• [REQUIRED TASK] State how many lines in the listing below include the word "декабря". Give nothing but the number.

• [TASK INPUTS]
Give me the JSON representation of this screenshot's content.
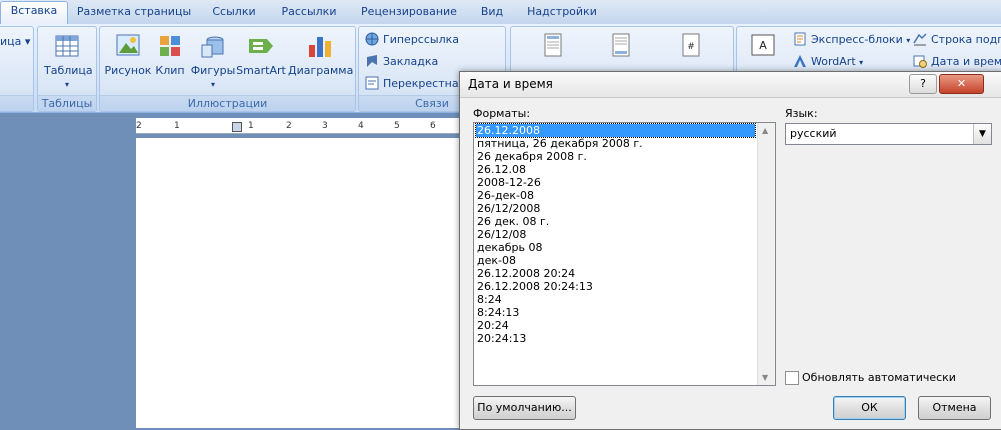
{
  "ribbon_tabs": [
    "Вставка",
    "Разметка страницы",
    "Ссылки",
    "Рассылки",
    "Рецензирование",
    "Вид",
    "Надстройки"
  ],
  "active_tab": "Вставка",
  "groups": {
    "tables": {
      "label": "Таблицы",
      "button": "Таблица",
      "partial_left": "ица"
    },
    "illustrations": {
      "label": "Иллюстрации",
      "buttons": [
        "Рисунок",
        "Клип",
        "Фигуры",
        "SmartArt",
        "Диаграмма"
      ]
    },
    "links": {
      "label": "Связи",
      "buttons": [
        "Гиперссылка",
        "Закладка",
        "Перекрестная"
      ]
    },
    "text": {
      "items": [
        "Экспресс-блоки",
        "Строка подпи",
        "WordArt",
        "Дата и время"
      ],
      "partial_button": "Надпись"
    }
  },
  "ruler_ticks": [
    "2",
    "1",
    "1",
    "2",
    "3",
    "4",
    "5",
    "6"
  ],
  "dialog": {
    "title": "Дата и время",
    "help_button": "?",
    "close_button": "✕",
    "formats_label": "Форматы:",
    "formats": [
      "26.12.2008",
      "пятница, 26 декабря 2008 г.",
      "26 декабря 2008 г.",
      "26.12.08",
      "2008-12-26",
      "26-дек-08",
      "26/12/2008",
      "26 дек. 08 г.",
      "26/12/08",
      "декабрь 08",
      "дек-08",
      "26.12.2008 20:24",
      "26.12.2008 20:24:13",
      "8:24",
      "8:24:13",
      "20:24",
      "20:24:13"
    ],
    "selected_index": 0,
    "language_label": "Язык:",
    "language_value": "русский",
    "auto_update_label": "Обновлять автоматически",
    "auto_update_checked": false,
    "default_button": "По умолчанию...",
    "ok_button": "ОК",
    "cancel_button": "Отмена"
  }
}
* * *
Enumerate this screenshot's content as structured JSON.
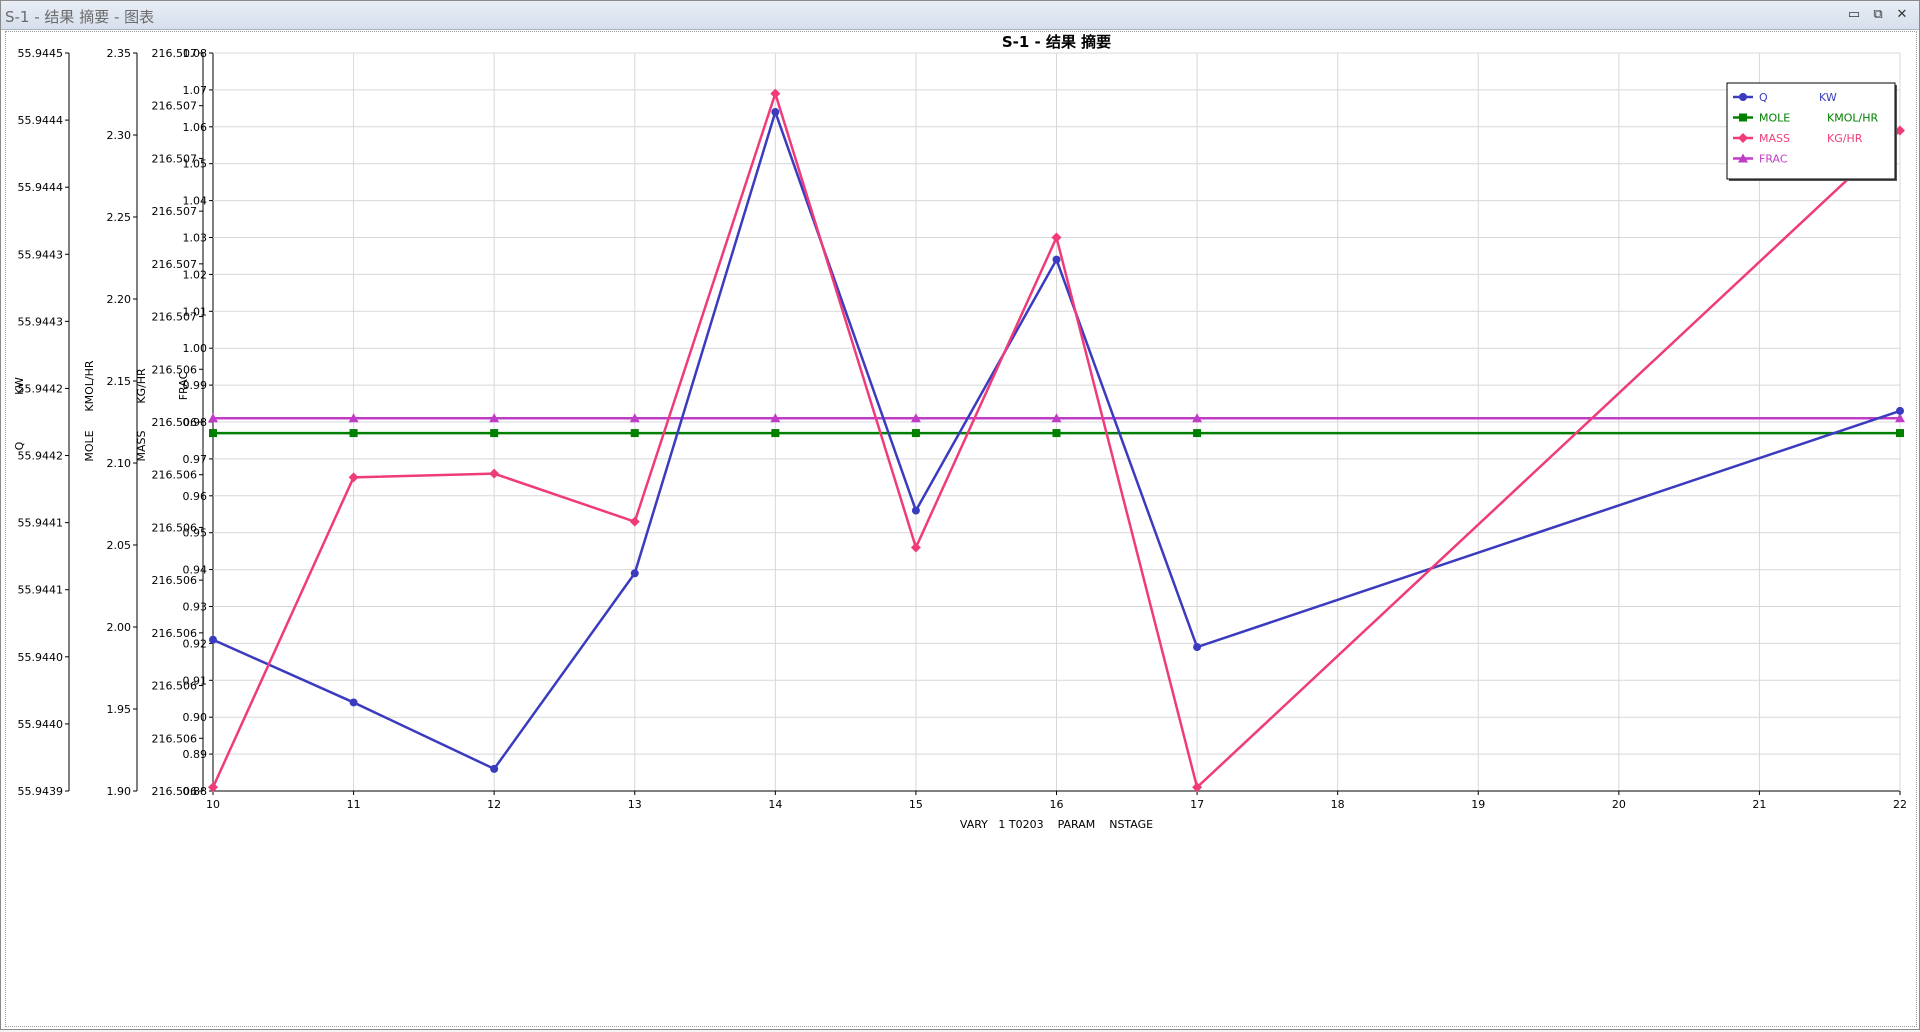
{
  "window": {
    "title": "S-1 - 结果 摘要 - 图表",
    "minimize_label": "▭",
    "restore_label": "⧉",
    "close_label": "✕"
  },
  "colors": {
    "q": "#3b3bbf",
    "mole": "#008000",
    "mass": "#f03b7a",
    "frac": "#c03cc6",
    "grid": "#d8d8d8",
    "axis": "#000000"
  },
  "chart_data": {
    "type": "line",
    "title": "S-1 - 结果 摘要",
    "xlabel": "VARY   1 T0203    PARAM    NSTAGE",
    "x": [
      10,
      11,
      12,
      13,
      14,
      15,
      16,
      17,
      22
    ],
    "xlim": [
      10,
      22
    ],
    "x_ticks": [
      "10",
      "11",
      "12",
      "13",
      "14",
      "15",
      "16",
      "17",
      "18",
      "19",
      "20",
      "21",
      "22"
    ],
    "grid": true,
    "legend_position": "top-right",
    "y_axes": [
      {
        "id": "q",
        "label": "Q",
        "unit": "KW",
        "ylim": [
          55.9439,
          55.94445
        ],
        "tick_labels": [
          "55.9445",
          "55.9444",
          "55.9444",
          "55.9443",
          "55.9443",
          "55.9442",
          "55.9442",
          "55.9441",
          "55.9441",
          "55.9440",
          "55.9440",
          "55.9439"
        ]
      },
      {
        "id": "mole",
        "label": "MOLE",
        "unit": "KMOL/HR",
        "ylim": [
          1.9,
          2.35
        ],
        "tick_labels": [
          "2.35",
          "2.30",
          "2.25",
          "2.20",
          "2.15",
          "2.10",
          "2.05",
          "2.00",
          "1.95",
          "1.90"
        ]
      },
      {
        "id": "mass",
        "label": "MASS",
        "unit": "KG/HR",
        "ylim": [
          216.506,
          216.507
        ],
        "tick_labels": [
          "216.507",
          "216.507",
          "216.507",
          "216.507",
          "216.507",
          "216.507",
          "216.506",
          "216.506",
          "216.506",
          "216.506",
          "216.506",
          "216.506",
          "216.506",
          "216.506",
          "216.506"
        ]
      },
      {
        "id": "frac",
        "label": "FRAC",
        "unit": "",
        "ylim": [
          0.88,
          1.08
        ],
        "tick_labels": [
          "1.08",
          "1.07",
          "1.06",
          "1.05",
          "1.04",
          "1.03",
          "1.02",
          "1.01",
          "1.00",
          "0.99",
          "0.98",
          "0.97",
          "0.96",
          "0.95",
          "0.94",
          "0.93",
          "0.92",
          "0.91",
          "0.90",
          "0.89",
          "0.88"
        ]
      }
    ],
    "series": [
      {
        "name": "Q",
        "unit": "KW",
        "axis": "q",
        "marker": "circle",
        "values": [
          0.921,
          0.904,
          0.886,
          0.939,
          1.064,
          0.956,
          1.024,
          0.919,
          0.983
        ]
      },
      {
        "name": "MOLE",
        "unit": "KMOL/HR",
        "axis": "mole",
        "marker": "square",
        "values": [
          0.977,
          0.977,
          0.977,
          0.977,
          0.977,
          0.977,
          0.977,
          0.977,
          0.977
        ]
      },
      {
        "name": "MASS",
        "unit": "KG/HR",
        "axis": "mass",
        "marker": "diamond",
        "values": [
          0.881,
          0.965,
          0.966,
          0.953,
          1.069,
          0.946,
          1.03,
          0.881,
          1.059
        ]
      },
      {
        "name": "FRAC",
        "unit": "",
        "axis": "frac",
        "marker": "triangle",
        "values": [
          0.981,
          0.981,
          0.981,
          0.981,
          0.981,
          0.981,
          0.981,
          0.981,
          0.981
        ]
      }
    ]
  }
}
--
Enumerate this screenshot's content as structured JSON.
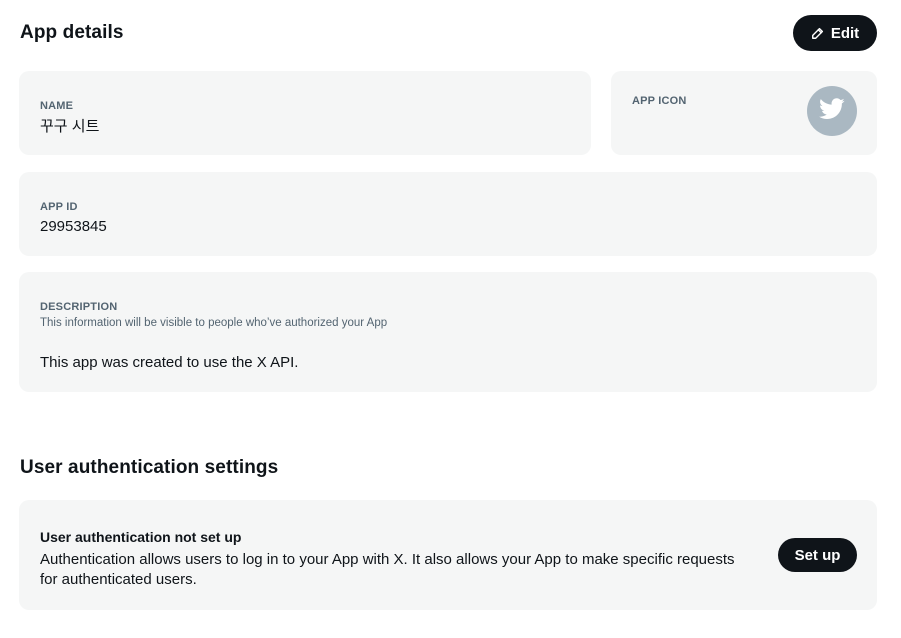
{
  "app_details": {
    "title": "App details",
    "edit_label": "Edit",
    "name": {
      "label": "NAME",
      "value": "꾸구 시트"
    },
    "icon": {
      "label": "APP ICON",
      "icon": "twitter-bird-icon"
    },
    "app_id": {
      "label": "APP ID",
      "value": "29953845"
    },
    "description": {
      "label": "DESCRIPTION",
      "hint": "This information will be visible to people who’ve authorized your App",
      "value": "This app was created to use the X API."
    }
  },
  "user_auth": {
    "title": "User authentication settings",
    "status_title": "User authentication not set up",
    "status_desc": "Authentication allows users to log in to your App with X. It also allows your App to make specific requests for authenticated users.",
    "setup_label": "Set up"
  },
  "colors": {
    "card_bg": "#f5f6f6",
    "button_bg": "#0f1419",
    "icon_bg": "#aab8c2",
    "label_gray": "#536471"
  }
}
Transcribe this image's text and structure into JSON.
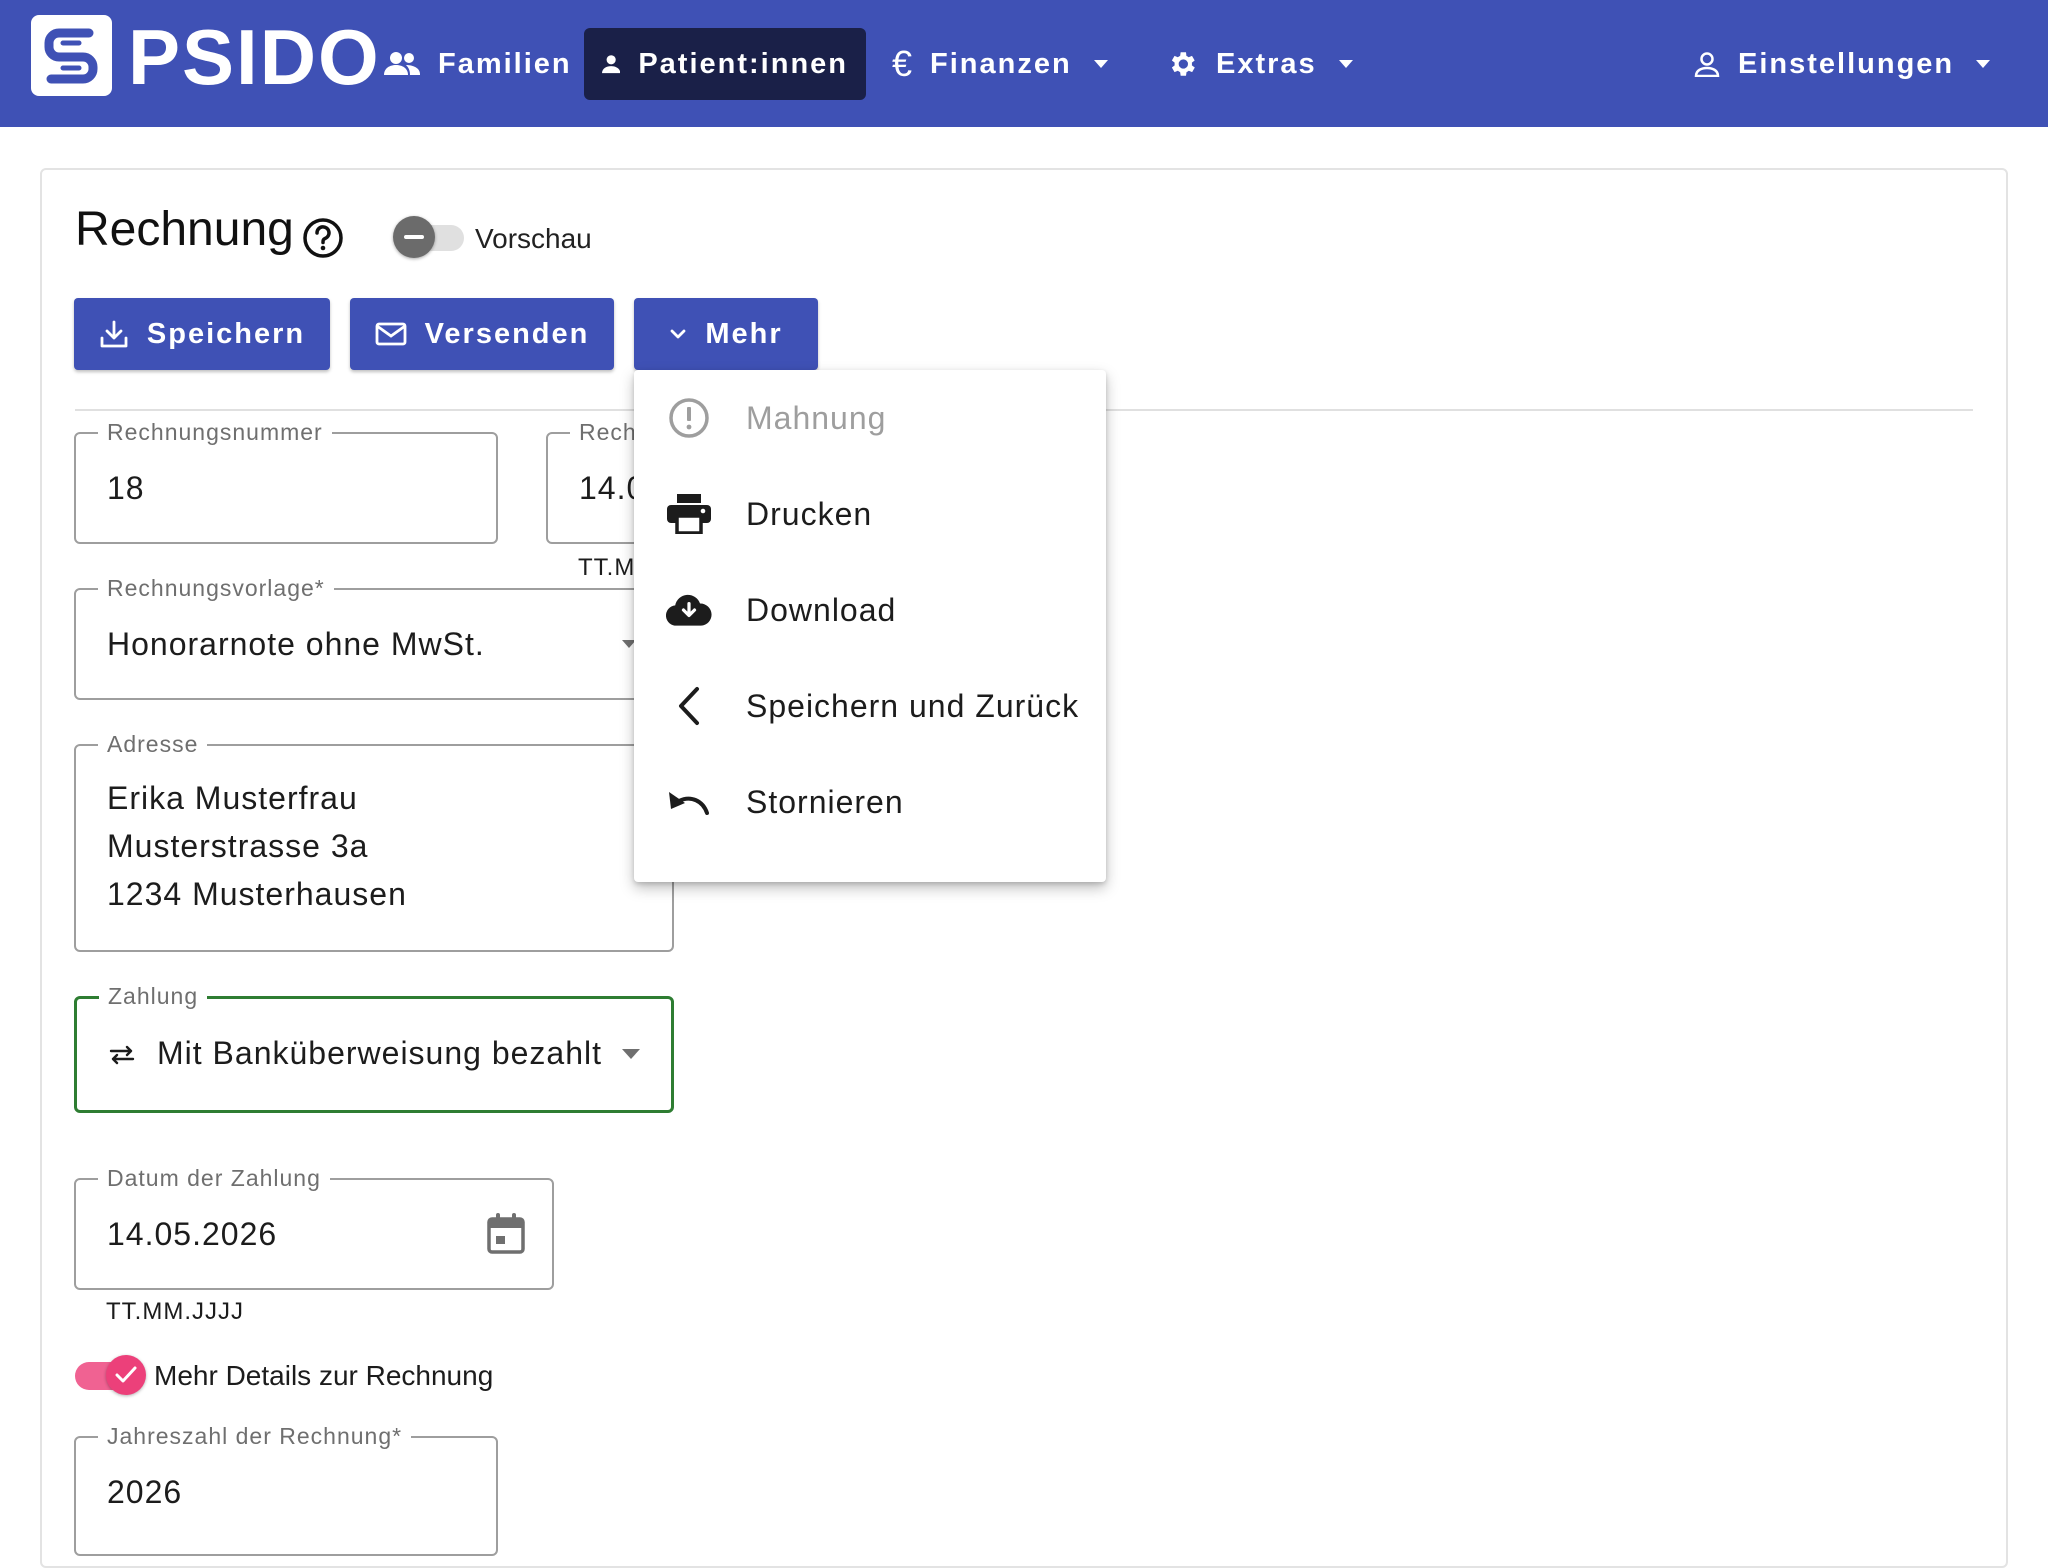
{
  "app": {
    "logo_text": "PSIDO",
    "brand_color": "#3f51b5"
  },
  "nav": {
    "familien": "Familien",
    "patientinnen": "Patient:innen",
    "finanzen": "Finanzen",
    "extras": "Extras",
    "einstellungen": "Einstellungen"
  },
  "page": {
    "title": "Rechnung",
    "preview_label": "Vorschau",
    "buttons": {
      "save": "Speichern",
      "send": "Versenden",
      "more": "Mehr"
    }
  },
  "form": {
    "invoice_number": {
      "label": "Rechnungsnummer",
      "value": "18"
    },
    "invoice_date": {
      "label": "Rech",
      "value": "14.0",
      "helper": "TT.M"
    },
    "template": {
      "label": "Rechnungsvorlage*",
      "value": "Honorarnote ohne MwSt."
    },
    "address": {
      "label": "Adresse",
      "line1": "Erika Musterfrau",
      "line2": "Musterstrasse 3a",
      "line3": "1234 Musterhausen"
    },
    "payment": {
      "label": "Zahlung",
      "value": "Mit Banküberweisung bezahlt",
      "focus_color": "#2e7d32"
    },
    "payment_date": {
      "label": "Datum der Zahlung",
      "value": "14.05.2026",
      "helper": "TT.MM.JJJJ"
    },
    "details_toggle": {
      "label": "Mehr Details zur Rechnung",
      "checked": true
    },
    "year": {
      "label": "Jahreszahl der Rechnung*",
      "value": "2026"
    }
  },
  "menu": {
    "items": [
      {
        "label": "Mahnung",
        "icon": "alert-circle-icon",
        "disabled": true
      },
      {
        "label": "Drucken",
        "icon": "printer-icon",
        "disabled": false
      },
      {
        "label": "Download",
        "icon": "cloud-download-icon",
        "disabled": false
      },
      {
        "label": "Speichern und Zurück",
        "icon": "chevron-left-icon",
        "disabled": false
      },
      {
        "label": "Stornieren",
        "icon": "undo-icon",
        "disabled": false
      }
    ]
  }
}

• [CORRECT RESULT] 2